**PROBLEM TO WORK ON:** Pull each line containing "Mohamed" from the data.

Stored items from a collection
[Start of Attachment]

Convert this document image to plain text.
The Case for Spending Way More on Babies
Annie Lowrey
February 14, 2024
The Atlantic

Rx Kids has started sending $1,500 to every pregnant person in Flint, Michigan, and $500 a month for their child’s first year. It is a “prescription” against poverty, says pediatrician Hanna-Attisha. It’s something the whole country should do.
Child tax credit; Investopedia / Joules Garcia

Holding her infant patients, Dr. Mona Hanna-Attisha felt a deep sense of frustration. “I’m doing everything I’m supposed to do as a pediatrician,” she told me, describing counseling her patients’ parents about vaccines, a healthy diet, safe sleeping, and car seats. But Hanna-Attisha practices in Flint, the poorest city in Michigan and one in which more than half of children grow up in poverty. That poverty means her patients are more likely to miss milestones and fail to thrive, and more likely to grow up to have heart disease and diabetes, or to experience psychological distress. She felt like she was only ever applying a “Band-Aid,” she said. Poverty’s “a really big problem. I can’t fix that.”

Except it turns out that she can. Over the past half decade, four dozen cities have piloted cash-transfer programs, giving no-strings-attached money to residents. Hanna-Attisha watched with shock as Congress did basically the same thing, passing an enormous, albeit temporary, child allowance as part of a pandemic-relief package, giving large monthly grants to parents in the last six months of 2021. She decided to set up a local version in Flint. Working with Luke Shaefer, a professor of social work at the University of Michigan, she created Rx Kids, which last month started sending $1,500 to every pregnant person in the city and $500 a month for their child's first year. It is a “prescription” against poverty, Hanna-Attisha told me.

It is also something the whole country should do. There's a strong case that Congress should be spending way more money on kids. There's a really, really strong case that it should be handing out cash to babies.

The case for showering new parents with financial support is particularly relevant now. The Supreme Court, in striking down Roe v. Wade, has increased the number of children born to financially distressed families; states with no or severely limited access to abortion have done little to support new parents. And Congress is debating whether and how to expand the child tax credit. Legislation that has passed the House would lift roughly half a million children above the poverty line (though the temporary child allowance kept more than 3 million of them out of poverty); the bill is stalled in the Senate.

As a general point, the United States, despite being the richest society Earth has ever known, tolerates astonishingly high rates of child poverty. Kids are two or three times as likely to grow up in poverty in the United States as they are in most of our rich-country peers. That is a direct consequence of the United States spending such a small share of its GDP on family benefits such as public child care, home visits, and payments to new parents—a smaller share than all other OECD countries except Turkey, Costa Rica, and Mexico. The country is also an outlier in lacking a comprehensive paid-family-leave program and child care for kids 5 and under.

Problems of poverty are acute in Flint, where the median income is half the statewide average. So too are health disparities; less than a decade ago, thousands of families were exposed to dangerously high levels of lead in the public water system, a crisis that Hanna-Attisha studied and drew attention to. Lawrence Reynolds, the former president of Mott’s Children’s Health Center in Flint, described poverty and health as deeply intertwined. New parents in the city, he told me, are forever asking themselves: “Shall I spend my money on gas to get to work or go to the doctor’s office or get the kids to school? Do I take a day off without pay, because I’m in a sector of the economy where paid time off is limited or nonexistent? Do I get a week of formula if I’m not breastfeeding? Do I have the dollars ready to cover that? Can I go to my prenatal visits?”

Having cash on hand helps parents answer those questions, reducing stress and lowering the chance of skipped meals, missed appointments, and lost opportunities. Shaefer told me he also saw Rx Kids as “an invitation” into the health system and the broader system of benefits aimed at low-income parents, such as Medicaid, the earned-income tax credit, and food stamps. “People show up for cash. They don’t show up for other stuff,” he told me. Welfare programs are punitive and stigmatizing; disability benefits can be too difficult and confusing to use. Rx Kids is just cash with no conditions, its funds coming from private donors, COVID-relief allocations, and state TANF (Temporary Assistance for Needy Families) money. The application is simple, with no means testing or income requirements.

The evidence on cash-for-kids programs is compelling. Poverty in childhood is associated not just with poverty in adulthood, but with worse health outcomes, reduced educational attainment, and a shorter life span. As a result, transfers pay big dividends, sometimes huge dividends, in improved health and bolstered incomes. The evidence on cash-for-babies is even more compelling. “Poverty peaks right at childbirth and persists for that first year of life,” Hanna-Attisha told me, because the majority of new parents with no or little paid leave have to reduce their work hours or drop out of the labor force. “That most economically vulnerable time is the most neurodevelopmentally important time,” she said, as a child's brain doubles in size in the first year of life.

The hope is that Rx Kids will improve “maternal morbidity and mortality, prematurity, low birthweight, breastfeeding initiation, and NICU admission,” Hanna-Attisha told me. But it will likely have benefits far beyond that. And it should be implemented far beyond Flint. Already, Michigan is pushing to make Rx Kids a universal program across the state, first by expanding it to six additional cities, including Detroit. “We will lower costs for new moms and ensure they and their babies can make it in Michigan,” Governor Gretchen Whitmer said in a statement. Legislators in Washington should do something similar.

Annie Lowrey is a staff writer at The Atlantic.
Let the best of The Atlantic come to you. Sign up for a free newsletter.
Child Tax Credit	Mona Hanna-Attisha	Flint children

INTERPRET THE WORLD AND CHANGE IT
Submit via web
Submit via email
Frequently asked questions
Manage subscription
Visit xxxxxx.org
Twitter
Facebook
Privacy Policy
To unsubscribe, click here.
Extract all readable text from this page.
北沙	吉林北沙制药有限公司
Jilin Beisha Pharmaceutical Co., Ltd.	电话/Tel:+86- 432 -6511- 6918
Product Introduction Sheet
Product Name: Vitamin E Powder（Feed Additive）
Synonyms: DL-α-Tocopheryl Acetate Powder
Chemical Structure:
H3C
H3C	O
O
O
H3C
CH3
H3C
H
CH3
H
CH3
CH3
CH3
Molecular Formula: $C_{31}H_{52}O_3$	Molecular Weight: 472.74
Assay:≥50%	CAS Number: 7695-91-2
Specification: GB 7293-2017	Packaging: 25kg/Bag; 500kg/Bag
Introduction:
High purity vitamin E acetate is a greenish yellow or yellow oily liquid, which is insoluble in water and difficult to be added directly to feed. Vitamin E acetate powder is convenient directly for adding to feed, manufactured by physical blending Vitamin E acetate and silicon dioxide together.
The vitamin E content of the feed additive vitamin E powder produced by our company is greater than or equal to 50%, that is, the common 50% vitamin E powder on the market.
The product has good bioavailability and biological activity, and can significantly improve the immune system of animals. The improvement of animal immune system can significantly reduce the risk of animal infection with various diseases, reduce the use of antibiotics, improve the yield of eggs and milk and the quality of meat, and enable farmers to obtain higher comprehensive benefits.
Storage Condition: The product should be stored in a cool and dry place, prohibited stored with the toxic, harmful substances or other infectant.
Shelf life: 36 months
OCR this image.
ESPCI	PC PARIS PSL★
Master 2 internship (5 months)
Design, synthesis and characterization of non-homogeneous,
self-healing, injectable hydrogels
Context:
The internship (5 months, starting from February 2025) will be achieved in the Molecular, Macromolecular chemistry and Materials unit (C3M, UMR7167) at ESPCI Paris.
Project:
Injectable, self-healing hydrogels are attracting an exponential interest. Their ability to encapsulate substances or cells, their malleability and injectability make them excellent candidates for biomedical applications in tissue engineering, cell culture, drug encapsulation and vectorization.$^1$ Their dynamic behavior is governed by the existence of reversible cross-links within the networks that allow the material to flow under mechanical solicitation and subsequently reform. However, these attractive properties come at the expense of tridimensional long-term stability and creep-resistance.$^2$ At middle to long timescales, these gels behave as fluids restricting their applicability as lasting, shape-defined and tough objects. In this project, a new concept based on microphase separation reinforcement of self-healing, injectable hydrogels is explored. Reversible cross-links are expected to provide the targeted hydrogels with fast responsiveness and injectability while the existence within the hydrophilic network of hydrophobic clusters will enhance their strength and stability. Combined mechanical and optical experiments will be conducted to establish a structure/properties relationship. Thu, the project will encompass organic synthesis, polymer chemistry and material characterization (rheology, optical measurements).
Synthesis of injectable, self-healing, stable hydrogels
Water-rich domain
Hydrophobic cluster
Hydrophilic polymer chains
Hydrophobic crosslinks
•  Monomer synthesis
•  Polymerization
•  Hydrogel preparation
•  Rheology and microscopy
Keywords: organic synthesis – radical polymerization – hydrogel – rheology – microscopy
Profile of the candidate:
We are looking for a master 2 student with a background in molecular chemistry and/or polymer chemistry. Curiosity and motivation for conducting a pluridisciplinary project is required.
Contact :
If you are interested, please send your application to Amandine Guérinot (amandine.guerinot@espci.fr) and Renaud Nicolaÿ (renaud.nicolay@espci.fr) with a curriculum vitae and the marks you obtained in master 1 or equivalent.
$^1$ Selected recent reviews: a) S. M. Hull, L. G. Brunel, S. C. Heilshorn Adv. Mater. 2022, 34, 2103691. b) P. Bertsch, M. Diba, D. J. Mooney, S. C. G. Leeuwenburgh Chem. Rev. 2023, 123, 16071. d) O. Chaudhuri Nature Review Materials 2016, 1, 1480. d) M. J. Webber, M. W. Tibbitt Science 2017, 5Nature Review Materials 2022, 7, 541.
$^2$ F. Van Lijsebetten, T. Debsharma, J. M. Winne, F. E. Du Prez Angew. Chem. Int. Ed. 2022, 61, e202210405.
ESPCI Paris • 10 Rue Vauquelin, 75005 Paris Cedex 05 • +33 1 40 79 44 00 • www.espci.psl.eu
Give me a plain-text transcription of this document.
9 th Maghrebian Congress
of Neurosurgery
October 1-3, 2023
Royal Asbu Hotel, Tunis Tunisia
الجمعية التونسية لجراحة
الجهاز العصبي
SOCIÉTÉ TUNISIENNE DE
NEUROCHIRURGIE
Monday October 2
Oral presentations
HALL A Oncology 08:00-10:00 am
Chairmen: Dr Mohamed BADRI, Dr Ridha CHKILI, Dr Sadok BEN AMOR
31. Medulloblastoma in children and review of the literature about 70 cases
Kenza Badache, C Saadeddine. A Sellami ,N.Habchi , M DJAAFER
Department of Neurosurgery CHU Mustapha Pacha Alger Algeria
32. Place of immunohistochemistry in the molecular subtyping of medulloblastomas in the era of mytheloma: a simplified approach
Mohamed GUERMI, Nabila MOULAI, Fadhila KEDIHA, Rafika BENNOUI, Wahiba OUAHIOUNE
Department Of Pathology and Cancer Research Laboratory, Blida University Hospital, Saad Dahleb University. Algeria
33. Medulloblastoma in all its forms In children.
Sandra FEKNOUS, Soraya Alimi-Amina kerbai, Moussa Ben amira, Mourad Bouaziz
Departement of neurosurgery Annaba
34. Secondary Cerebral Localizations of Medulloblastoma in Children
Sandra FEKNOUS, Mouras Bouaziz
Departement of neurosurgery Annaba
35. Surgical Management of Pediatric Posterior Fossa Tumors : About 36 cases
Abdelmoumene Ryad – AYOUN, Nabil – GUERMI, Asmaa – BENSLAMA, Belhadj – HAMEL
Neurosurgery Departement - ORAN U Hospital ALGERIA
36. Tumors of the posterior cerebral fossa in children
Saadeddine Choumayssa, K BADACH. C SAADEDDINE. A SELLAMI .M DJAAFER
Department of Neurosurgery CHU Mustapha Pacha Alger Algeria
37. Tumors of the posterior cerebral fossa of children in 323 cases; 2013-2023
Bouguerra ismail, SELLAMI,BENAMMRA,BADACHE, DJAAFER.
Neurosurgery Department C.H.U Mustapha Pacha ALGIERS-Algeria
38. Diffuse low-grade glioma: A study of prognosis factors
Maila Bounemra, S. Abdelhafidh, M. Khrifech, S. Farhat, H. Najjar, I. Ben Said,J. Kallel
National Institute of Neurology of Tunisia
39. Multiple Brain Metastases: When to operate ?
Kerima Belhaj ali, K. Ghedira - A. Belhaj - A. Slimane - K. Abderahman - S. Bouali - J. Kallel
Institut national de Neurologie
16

[End of Attachment]

**TASK OUTPUT:**
Chairmen: Dr Mohamed BADRI, Dr Ridha CHKILI, Dr Sadok BEN AMOR
Mohamed GUERMI, Nabila MOULAI, Fadhila KEDIHA, Rafika BENNOUI, Wahiba OUAHIOUNE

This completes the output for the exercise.